▶ [Required task]: Your answer should be a single number: the count of lines containing the string "ball".

▶ [Provided material]:
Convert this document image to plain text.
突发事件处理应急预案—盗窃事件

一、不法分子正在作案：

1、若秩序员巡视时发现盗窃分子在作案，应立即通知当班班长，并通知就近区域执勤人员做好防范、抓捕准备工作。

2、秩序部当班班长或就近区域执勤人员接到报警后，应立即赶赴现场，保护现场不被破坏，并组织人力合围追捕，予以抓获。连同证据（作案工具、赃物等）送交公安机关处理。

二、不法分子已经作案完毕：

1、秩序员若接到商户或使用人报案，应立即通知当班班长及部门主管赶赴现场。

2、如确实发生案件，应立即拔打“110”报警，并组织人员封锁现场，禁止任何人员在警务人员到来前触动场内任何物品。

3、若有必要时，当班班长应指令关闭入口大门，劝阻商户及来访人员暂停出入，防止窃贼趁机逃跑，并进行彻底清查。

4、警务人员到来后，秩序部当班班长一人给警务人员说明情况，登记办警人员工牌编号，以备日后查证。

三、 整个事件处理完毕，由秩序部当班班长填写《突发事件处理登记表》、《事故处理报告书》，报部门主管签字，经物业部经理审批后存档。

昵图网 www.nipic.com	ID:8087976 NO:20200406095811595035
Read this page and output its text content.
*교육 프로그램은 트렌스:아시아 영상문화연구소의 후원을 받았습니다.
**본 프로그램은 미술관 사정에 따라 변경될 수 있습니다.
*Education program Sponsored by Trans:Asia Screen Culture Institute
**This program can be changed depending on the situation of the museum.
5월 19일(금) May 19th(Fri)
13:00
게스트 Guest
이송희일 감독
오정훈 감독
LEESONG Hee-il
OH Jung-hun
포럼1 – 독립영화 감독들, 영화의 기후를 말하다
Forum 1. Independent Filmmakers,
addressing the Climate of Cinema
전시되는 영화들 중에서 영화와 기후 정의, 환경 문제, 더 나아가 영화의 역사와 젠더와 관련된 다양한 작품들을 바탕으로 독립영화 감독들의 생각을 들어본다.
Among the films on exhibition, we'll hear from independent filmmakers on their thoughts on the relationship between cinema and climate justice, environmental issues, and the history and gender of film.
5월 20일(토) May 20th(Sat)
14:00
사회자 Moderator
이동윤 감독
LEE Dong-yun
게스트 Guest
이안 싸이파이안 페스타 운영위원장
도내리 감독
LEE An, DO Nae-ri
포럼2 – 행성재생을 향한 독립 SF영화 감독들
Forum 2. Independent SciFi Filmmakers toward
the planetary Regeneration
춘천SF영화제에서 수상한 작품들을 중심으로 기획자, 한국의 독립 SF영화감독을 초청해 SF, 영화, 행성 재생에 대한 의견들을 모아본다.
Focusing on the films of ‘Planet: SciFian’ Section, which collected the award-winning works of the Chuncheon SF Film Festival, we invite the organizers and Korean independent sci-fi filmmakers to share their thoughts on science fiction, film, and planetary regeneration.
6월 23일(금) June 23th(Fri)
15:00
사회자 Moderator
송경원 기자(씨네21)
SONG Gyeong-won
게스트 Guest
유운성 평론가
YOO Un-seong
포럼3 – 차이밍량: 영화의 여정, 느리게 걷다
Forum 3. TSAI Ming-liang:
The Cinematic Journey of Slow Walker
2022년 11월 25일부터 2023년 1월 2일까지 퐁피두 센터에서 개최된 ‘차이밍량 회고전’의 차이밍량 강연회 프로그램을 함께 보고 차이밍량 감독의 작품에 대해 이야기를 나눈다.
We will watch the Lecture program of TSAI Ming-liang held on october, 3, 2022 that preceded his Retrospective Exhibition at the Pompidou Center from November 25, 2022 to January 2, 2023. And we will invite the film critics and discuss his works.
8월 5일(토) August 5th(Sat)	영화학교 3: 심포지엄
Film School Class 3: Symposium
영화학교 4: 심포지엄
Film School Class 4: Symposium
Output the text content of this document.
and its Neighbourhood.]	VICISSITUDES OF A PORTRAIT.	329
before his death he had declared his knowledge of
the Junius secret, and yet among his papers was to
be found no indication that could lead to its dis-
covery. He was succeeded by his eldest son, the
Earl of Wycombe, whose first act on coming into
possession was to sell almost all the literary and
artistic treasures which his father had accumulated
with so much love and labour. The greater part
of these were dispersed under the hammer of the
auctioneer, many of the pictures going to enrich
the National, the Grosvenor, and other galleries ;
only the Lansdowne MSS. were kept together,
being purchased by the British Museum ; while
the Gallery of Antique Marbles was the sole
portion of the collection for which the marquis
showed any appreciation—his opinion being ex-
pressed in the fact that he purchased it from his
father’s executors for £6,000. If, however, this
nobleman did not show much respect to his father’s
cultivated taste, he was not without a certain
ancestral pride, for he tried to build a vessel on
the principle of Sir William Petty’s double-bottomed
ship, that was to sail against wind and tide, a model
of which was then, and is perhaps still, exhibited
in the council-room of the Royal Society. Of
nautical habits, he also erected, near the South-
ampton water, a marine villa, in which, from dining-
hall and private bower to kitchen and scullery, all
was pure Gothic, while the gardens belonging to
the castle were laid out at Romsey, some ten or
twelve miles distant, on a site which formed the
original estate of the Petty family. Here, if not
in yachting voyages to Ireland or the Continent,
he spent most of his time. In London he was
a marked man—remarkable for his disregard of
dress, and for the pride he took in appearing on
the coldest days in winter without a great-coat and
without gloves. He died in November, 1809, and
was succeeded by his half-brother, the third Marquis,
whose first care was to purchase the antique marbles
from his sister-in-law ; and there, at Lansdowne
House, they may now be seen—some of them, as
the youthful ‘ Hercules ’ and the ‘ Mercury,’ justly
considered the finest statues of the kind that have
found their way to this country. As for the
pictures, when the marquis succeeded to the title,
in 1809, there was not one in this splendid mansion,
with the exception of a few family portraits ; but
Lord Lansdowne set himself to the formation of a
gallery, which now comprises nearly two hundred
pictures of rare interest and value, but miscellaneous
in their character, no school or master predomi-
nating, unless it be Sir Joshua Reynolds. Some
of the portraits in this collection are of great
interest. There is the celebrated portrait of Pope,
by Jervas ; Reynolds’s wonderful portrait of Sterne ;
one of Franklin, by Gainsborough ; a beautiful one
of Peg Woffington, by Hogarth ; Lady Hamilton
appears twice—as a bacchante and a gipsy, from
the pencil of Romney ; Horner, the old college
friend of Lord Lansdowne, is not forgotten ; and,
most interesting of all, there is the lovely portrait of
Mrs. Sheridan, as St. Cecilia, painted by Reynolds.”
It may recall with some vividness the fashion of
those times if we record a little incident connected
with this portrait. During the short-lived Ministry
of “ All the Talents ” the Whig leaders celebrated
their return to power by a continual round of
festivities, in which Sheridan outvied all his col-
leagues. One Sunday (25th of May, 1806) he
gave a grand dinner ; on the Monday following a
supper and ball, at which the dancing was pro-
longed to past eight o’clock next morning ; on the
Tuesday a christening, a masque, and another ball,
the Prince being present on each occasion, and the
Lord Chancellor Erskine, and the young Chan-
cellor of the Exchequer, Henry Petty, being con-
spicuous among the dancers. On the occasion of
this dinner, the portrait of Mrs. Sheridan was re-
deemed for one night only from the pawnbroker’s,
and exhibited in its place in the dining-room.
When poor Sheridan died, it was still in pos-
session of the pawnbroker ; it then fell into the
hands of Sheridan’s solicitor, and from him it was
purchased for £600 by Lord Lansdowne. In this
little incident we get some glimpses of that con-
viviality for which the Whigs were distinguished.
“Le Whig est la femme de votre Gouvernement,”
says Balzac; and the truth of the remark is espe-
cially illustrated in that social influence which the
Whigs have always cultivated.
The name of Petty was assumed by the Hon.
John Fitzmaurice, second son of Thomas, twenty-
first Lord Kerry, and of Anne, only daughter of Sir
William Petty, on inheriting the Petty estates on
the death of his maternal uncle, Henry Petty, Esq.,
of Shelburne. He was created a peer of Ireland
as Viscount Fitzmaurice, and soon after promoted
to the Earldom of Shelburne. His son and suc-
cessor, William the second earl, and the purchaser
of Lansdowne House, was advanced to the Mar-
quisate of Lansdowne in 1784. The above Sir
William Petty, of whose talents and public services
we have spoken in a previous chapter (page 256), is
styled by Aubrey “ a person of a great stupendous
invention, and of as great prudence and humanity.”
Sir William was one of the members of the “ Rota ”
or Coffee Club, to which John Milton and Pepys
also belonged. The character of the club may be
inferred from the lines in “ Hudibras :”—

▶ [The response]: 2